> **To do**
Copy out the listing that follows exactly, dropping every picture.

> **Records supplied**
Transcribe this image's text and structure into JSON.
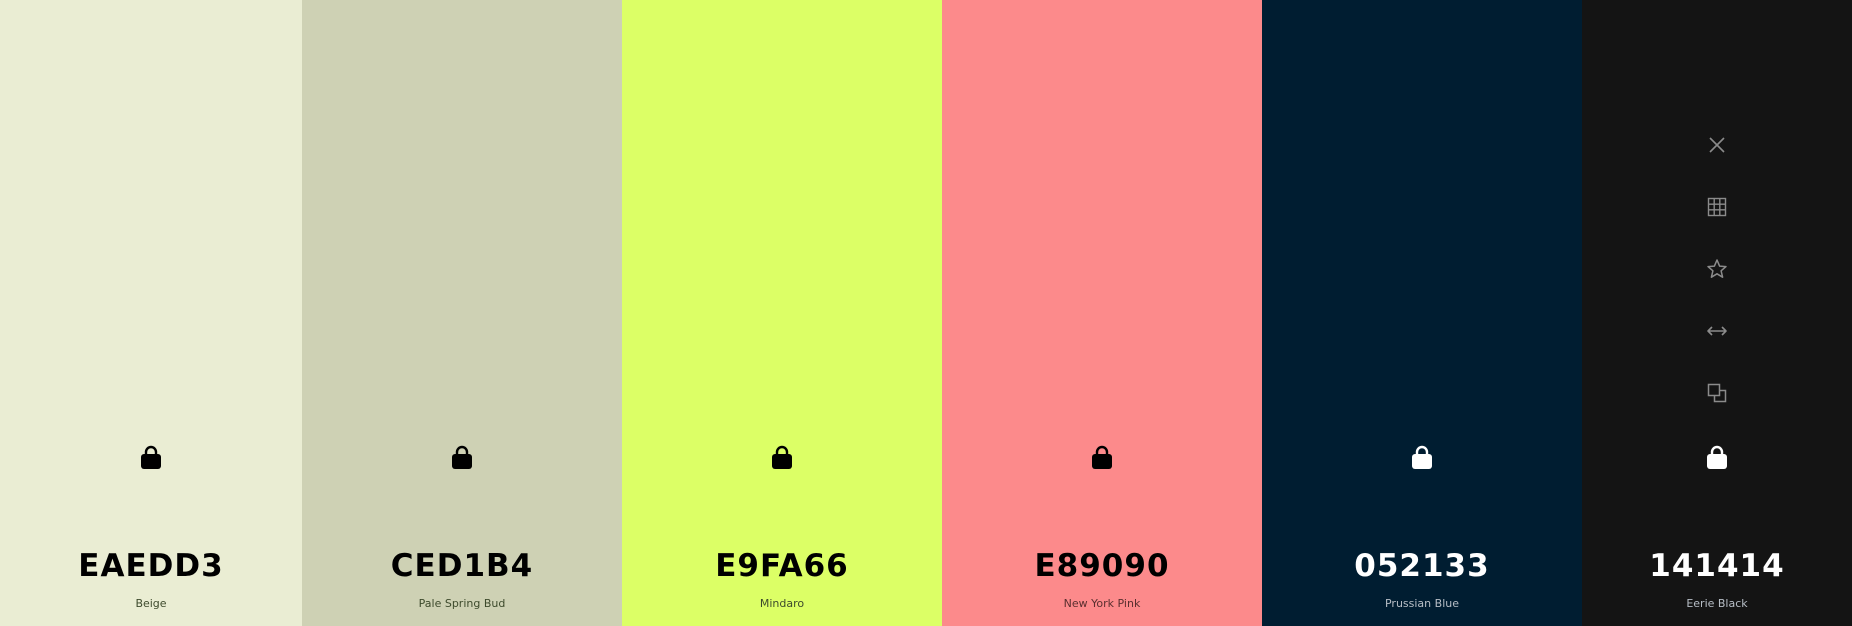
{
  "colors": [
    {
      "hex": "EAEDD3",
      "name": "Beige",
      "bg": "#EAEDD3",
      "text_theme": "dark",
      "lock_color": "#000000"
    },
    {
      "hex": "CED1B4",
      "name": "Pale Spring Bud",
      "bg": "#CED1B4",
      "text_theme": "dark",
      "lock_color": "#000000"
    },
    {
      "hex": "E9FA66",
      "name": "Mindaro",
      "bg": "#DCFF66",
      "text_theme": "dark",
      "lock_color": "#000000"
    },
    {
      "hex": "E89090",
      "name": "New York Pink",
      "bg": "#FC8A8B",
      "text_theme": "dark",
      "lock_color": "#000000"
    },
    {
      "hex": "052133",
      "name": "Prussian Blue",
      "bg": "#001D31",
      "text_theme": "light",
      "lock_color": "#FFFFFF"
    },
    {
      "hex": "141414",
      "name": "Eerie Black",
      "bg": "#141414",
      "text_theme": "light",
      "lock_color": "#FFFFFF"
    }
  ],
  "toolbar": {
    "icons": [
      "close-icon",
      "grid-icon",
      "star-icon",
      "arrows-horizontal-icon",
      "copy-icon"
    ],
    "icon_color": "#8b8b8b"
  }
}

> **Answer to this task**
Transcribe this image's text and structure into JSON.
{
  "colors": [
    {
      "hex": "EAEDD3",
      "name": "Beige",
      "bg": "#EAEDD3",
      "text_theme": "dark",
      "lock_color": "#000000"
    },
    {
      "hex": "CED1B4",
      "name": "Pale Spring Bud",
      "bg": "#CED1B4",
      "text_theme": "dark",
      "lock_color": "#000000"
    },
    {
      "hex": "E9FA66",
      "name": "Mindaro",
      "bg": "#DCFF66",
      "text_theme": "dark",
      "lock_color": "#000000"
    },
    {
      "hex": "E89090",
      "name": "New York Pink",
      "bg": "#FC8A8B",
      "text_theme": "dark",
      "lock_color": "#000000"
    },
    {
      "hex": "052133",
      "name": "Prussian Blue",
      "bg": "#001D31",
      "text_theme": "light",
      "lock_color": "#FFFFFF"
    },
    {
      "hex": "141414",
      "name": "Eerie Black",
      "bg": "#141414",
      "text_theme": "light",
      "lock_color": "#FFFFFF"
    }
  ],
  "toolbar": {
    "icons": [
      "close-icon",
      "grid-icon",
      "star-icon",
      "arrows-horizontal-icon",
      "copy-icon"
    ],
    "icon_color": "#8b8b8b"
  }
}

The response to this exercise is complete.